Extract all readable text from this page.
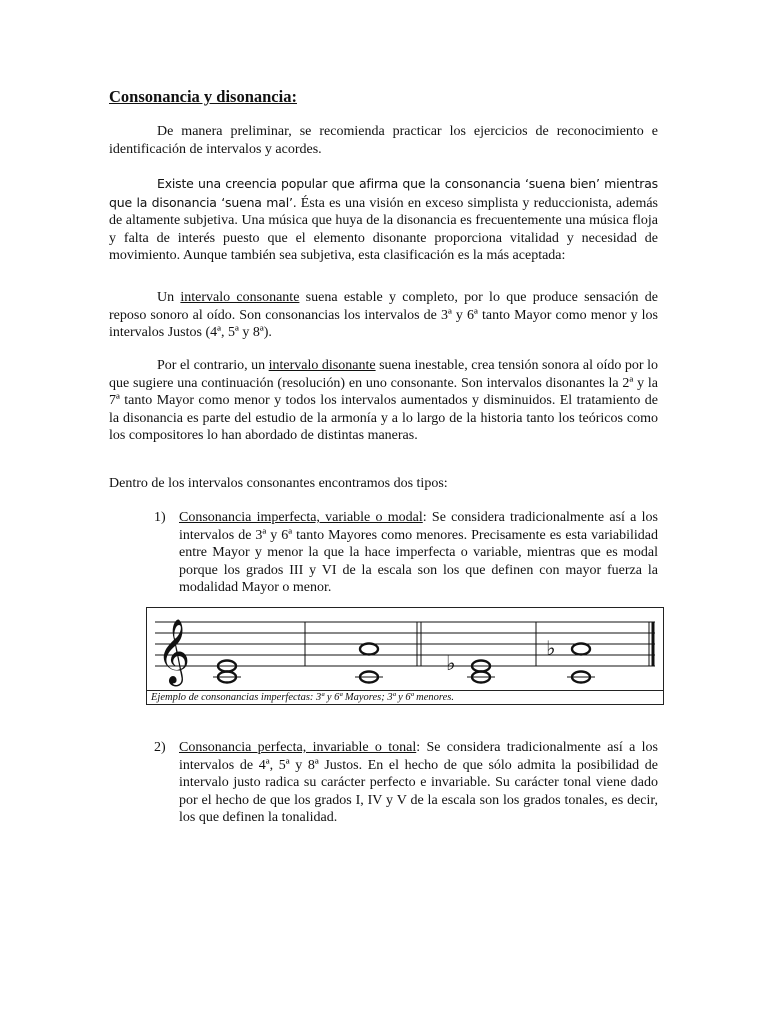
Consonancia y disonancia:

De manera preliminar, se recomienda practicar los ejercicios de reconocimiento e identificación de intervalos y acordes.

Existe una creencia popular que afirma que la consonancia ‘suena bien’ mientras que la disonancia ‘suena mal’. Ésta es una visión en exceso simplista y reduccionista, además de altamente subjetiva. Una música que huya de la disonancia es frecuentemente una música floja y falta de interés puesto que el elemento disonante proporciona vitalidad y necesidad de movimiento. Aunque también sea subjetiva, esta clasificación es la más aceptada:

Un intervalo consonante suena estable y completo, por lo que produce sensación de reposo sonoro al oído. Son consonancias los intervalos de 3ª y 6ª tanto Mayor como menor y los intervalos Justos (4ª, 5ª y 8ª).

Por el contrario, un intervalo disonante suena inestable, crea tensión sonora al oído por lo que sugiere una continuación (resolución) en uno consonante. Son intervalos disonantes la 2ª y la 7ª tanto Mayor como menor y todos los intervalos aumentados y disminuidos. El tratamiento de la disonancia es parte del estudio de la armonía y a lo largo de la historia tanto los teóricos como los compositores lo han abordado de distintas maneras.

Dentro de los intervalos consonantes encontramos dos tipos:

1) Consonancia imperfecta, variable o modal: Se considera tradicionalmente así a los intervalos de 3ª y 6ª tanto Mayores como menores. Precisamente es esta variabilidad entre Mayor y menor la que la hace imperfecta o variable, mientras que es modal porque los grados III y VI de la escala son los que definen con mayor fuerza la modalidad Mayor o menor.

𝄞	♭
♭
Ejemplo de consonancias imperfectas: 3ª y 6ª Mayores; 3ª y 6ª menores.
2) Consonancia perfecta, invariable o tonal: Se considera tradicionalmente así a los intervalos de 4ª, 5ª y 8ª Justos. En el hecho de que sólo admita la posibilidad de intervalo justo radica su carácter perfecto e invariable. Su carácter tonal viene dado por el hecho de que los grados I, IV y V de la escala son los grados tonales, es decir, los que definen la tonalidad.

==*==

**Given problem**
Without the pictures, write out all of the material exactly.

**Answer to this exercise**
Extract all readable text from this page.
Consonancia y disonancia:

De manera preliminar, se recomienda practicar los ejercicios de reconocimiento e identificación de intervalos y acordes.

Existe una creencia popular que afirma que la consonancia ‘suena bien’ mientras que la disonancia ‘suena mal’. Ésta es una visión en exceso simplista y reduccionista, además de altamente subjetiva. Una música que huya de la disonancia es frecuentemente una música floja y falta de interés puesto que el elemento disonante proporciona vitalidad y necesidad de movimiento. Aunque también sea subjetiva, esta clasificación es la más aceptada:

Un intervalo consonante suena estable y completo, por lo que produce sensación de reposo sonoro al oído. Son consonancias los intervalos de 3ª y 6ª tanto Mayor como menor y los intervalos Justos (4ª, 5ª y 8ª).

Por el contrario, un intervalo disonante suena inestable, crea tensión sonora al oído por lo que sugiere una continuación (resolución) en uno consonante. Son intervalos disonantes la 2ª y la 7ª tanto Mayor como menor y todos los intervalos aumentados y disminuidos. El tratamiento de la disonancia es parte del estudio de la armonía y a lo largo de la historia tanto los teóricos como los compositores lo han abordado de distintas maneras.

Dentro de los intervalos consonantes encontramos dos tipos:

1) Consonancia imperfecta, variable o modal: Se considera tradicionalmente así a los intervalos de 3ª y 6ª tanto Mayores como menores. Precisamente es esta variabilidad entre Mayor y menor la que la hace imperfecta o variable, mientras que es modal porque los grados III y VI de la escala son los que definen con mayor fuerza la modalidad Mayor o menor.

𝄞	♭
♭
Ejemplo de consonancias imperfectas: 3ª y 6ª Mayores; 3ª y 6ª menores.
2) Consonancia perfecta, invariable o tonal: Se considera tradicionalmente así a los intervalos de 4ª, 5ª y 8ª Justos. En el hecho de que sólo admita la posibilidad de intervalo justo radica su carácter perfecto e invariable. Su carácter tonal viene dado por el hecho de que los grados I, IV y V de la escala son los grados tonales, es decir, los que definen la tonalidad.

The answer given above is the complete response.